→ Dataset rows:

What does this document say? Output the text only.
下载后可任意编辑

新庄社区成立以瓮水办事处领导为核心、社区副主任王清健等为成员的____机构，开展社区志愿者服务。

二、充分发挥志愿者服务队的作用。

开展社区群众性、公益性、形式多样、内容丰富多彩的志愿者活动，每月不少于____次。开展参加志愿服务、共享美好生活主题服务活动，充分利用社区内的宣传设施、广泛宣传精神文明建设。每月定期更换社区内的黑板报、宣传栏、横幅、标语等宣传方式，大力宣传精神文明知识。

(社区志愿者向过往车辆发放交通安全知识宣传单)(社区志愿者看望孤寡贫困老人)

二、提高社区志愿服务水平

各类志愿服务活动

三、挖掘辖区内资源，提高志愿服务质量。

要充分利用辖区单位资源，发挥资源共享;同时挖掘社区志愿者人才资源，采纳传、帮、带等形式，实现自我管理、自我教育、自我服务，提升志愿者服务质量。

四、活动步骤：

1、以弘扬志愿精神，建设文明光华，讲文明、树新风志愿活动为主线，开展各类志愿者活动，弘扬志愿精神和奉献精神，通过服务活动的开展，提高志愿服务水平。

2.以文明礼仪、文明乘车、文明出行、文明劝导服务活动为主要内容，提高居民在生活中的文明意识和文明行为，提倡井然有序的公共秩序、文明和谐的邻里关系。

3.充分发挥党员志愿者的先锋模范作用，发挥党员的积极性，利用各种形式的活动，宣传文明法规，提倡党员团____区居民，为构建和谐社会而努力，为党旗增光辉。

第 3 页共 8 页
* * *
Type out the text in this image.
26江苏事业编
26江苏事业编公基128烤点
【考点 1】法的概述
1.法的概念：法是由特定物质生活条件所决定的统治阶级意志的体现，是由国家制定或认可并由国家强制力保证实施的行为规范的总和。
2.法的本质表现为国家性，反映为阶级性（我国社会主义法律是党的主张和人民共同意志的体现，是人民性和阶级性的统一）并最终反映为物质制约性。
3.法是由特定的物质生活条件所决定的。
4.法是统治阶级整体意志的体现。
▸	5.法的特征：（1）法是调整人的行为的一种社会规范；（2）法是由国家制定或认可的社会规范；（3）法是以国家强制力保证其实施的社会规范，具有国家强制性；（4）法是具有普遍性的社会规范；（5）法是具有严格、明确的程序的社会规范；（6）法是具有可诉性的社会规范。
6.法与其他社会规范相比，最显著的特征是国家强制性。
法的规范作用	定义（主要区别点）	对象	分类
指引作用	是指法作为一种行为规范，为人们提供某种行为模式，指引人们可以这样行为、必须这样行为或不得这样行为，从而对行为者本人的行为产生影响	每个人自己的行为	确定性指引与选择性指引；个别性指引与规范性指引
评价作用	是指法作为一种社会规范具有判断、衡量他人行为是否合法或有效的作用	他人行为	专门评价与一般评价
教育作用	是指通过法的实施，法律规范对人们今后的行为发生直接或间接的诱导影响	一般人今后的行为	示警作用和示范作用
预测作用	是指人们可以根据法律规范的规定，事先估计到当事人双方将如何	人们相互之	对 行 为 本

→ REQUIRED TASK:
Copy every line in the entries above that has the string "this" in it.

→ TASK ANSWER:
What does this document say? Output the text only.
Type out the text in this image.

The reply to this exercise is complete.